[Dataset items]
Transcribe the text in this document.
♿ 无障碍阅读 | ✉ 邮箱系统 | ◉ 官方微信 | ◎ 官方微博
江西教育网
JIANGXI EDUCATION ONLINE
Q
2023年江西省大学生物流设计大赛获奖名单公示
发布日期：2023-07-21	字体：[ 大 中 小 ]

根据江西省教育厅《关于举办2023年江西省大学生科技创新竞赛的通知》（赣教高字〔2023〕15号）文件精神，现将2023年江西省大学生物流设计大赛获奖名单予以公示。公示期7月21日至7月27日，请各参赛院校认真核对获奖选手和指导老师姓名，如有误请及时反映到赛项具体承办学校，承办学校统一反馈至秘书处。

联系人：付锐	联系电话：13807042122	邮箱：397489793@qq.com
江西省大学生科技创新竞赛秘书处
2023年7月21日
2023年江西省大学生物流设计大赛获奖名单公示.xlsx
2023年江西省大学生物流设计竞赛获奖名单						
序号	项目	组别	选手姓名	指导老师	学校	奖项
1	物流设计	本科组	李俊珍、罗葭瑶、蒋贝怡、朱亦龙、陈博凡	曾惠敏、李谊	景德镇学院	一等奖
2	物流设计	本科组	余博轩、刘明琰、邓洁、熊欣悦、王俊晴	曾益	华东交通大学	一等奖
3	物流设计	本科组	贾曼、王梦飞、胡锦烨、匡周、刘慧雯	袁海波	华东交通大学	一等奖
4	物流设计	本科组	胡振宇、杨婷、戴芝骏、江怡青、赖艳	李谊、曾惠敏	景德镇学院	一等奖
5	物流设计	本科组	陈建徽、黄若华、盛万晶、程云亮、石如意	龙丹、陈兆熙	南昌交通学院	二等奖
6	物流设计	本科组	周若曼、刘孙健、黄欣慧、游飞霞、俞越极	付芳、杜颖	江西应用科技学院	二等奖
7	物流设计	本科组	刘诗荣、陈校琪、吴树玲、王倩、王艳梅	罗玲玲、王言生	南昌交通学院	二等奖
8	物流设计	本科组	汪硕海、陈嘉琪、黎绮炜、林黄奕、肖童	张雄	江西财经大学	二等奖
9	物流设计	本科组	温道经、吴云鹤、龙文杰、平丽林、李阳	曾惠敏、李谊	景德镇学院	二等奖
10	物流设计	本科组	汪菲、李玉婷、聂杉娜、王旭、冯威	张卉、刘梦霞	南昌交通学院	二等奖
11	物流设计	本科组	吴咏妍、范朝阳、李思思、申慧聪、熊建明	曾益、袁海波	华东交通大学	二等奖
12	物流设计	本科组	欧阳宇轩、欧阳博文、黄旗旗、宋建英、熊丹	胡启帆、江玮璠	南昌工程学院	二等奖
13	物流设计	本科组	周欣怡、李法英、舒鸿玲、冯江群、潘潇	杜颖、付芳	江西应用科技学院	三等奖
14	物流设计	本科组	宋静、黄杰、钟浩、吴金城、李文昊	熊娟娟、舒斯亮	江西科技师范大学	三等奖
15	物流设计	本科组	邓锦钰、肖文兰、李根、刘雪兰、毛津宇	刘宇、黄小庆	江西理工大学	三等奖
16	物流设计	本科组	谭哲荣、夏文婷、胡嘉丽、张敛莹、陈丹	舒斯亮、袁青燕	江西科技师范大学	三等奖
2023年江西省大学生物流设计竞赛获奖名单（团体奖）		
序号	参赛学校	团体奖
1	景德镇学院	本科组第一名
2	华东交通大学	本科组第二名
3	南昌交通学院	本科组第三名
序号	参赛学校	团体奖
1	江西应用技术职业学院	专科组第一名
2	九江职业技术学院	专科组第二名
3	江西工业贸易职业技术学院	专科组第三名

**WHAT YOU SHOULD DO**
Tell how many lines in the records above contain "南昌交通学院", giving the number and no other words.

**COMPLETE OUTPUT**
4